*** Extracted records

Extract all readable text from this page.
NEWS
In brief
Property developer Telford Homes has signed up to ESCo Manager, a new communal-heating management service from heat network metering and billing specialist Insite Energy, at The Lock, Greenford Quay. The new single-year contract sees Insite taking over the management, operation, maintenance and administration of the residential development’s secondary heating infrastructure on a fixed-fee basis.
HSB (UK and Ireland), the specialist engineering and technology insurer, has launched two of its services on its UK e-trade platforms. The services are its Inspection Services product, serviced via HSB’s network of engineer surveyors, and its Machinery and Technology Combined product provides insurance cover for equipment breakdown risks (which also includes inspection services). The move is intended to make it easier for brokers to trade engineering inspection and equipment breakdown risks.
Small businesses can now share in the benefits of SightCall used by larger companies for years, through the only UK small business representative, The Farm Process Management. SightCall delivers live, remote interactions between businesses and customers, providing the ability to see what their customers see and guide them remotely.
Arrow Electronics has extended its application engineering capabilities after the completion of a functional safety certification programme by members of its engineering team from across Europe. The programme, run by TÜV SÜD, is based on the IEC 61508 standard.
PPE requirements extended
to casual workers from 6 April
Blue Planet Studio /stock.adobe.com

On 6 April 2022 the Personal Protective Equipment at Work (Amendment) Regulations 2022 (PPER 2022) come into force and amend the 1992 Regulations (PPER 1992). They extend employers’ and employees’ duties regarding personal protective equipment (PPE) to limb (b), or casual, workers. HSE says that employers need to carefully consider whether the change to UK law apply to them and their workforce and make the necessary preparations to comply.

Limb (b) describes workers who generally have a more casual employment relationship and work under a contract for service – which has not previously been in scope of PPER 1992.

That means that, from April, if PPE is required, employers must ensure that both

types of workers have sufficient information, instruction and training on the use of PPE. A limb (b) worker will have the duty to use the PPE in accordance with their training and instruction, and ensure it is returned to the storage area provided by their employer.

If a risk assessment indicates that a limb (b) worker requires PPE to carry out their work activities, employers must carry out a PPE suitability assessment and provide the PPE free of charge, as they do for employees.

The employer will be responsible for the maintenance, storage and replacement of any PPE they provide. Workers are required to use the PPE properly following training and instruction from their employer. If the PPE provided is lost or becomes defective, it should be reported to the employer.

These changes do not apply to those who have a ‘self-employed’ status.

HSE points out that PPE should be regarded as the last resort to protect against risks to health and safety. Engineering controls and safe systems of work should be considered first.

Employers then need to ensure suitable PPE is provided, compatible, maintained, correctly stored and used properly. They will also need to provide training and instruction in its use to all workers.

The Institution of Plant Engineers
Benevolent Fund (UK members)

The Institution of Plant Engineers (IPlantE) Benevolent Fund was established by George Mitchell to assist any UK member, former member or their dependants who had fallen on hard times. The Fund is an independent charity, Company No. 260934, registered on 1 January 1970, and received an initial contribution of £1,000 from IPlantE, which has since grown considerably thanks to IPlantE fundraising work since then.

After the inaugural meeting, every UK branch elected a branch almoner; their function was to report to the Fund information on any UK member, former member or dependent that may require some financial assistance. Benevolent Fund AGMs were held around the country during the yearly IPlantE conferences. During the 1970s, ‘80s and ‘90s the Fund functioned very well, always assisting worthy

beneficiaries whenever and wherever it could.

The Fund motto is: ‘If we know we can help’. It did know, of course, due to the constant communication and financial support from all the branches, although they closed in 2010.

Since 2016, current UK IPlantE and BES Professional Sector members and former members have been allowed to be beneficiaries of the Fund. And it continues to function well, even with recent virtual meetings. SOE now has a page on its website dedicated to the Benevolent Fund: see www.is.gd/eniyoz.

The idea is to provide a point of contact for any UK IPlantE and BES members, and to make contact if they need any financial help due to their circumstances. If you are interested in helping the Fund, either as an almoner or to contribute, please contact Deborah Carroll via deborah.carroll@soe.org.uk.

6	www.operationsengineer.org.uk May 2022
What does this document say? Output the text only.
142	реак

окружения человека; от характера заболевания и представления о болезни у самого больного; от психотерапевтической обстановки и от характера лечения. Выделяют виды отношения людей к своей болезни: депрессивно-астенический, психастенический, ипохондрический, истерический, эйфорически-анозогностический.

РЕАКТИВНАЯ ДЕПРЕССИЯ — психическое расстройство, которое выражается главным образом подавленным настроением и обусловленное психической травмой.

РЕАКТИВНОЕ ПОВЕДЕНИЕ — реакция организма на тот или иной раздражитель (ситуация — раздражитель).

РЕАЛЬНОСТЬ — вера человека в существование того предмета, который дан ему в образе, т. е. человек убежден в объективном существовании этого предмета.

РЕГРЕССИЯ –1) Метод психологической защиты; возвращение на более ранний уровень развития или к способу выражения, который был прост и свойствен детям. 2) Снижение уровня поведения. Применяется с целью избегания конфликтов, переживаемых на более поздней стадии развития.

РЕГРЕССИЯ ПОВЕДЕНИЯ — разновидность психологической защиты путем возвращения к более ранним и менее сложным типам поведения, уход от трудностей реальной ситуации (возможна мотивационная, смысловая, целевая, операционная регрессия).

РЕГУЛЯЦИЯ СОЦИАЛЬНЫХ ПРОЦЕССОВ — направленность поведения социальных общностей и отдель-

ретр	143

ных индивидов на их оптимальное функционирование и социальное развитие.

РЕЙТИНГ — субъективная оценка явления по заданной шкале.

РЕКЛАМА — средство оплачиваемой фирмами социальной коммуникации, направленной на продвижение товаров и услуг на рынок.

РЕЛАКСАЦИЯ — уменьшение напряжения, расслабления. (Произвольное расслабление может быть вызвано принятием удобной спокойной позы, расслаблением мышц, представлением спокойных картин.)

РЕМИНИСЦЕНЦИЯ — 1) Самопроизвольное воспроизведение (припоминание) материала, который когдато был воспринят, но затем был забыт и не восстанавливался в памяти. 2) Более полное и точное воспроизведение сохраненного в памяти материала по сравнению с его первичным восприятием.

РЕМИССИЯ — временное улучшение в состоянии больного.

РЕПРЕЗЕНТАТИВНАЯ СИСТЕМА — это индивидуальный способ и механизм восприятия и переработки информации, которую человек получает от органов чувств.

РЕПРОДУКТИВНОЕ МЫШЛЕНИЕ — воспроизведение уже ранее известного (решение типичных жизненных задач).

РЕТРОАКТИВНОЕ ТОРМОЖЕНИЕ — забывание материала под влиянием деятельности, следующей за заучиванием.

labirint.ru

******

◆ Goal ◆
Take the entries above and copy them out exactly.

◆ Written response ◆
Extract all readable text from this page.
NEWS
In brief
Property developer Telford Homes has signed up to ESCo Manager, a new communal-heating management service from heat network metering and billing specialist Insite Energy, at The Lock, Greenford Quay. The new single-year contract sees Insite taking over the management, operation, maintenance and administration of the residential development’s secondary heating infrastructure on a fixed-fee basis.
HSB (UK and Ireland), the specialist engineering and technology insurer, has launched two of its services on its UK e-trade platforms. The services are its Inspection Services product, serviced via HSB’s network of engineer surveyors, and its Machinery and Technology Combined product provides insurance cover for equipment breakdown risks (which also includes inspection services). The move is intended to make it easier for brokers to trade engineering inspection and equipment breakdown risks.
Small businesses can now share in the benefits of SightCall used by larger companies for years, through the only UK small business representative, The Farm Process Management. SightCall delivers live, remote interactions between businesses and customers, providing the ability to see what their customers see and guide them remotely.
Arrow Electronics has extended its application engineering capabilities after the completion of a functional safety certification programme by members of its engineering team from across Europe. The programme, run by TÜV SÜD, is based on the IEC 61508 standard.
PPE requirements extended
to casual workers from 6 April
Blue Planet Studio /stock.adobe.com

On 6 April 2022 the Personal Protective Equipment at Work (Amendment) Regulations 2022 (PPER 2022) come into force and amend the 1992 Regulations (PPER 1992). They extend employers’ and employees’ duties regarding personal protective equipment (PPE) to limb (b), or casual, workers. HSE says that employers need to carefully consider whether the change to UK law apply to them and their workforce and make the necessary preparations to comply.

Limb (b) describes workers who generally have a more casual employment relationship and work under a contract for service – which has not previously been in scope of PPER 1992.

That means that, from April, if PPE is required, employers must ensure that both

types of workers have sufficient information, instruction and training on the use of PPE. A limb (b) worker will have the duty to use the PPE in accordance with their training and instruction, and ensure it is returned to the storage area provided by their employer.

If a risk assessment indicates that a limb (b) worker requires PPE to carry out their work activities, employers must carry out a PPE suitability assessment and provide the PPE free of charge, as they do for employees.

The employer will be responsible for the maintenance, storage and replacement of any PPE they provide. Workers are required to use the PPE properly following training and instruction from their employer. If the PPE provided is lost or becomes defective, it should be reported to the employer.

These changes do not apply to those who have a ‘self-employed’ status.

HSE points out that PPE should be regarded as the last resort to protect against risks to health and safety. Engineering controls and safe systems of work should be considered first.

Employers then need to ensure suitable PPE is provided, compatible, maintained, correctly stored and used properly. They will also need to provide training and instruction in its use to all workers.

The Institution of Plant Engineers
Benevolent Fund (UK members)

The Institution of Plant Engineers (IPlantE) Benevolent Fund was established by George Mitchell to assist any UK member, former member or their dependants who had fallen on hard times. The Fund is an independent charity, Company No. 260934, registered on 1 January 1970, and received an initial contribution of £1,000 from IPlantE, which has since grown considerably thanks to IPlantE fundraising work since then.

After the inaugural meeting, every UK branch elected a branch almoner; their function was to report to the Fund information on any UK member, former member or dependent that may require some financial assistance. Benevolent Fund AGMs were held around the country during the yearly IPlantE conferences. During the 1970s, ‘80s and ‘90s the Fund functioned very well, always assisting worthy

beneficiaries whenever and wherever it could.

The Fund motto is: ‘If we know we can help’. It did know, of course, due to the constant communication and financial support from all the branches, although they closed in 2010.

Since 2016, current UK IPlantE and BES Professional Sector members and former members have been allowed to be beneficiaries of the Fund. And it continues to function well, even with recent virtual meetings. SOE now has a page on its website dedicated to the Benevolent Fund: see www.is.gd/eniyoz.

The idea is to provide a point of contact for any UK IPlantE and BES members, and to make contact if they need any financial help due to their circumstances. If you are interested in helping the Fund, either as an almoner or to contribute, please contact Deborah Carroll via deborah.carroll@soe.org.uk.

6	www.operationsengineer.org.uk May 2022
What does this document say? Output the text only.
142	реак

окружения человека; от характера заболевания и представления о болезни у самого больного; от психотерапевтической обстановки и от характера лечения. Выделяют виды отношения людей к своей болезни: депрессивно-астенический, психастенический, ипохондрический, истерический, эйфорически-анозогностический.

РЕАКТИВНАЯ ДЕПРЕССИЯ — психическое расстройство, которое выражается главным образом подавленным настроением и обусловленное психической травмой.

РЕАКТИВНОЕ ПОВЕДЕНИЕ — реакция организма на тот или иной раздражитель (ситуация — раздражитель).

РЕАЛЬНОСТЬ — вера человека в существование того предмета, который дан ему в образе, т. е. человек убежден в объективном существовании этого предмета.

РЕГРЕССИЯ –1) Метод психологической защиты; возвращение на более ранний уровень развития или к способу выражения, который был прост и свойствен детям. 2) Снижение уровня поведения. Применяется с целью избегания конфликтов, переживаемых на более поздней стадии развития.

РЕГРЕССИЯ ПОВЕДЕНИЯ — разновидность психологической защиты путем возвращения к более ранним и менее сложным типам поведения, уход от трудностей реальной ситуации (возможна мотивационная, смысловая, целевая, операционная регрессия).

РЕГУЛЯЦИЯ СОЦИАЛЬНЫХ ПРОЦЕССОВ — направленность поведения социальных общностей и отдель-

ретр	143

ных индивидов на их оптимальное функционирование и социальное развитие.

РЕЙТИНГ — субъективная оценка явления по заданной шкале.

РЕКЛАМА — средство оплачиваемой фирмами социальной коммуникации, направленной на продвижение товаров и услуг на рынок.

РЕЛАКСАЦИЯ — уменьшение напряжения, расслабления. (Произвольное расслабление может быть вызвано принятием удобной спокойной позы, расслаблением мышц, представлением спокойных картин.)

РЕМИНИСЦЕНЦИЯ — 1) Самопроизвольное воспроизведение (припоминание) материала, который когдато был воспринят, но затем был забыт и не восстанавливался в памяти. 2) Более полное и точное воспроизведение сохраненного в памяти материала по сравнению с его первичным восприятием.

РЕМИССИЯ — временное улучшение в состоянии больного.

РЕПРЕЗЕНТАТИВНАЯ СИСТЕМА — это индивидуальный способ и механизм восприятия и переработки информации, которую человек получает от органов чувств.

РЕПРОДУКТИВНОЕ МЫШЛЕНИЕ — воспроизведение уже ранее известного (решение типичных жизненных задач).

РЕТРОАКТИВНОЕ ТОРМОЖЕНИЕ — забывание материала под влиянием деятельности, следующей за заучиванием.

labirint.ru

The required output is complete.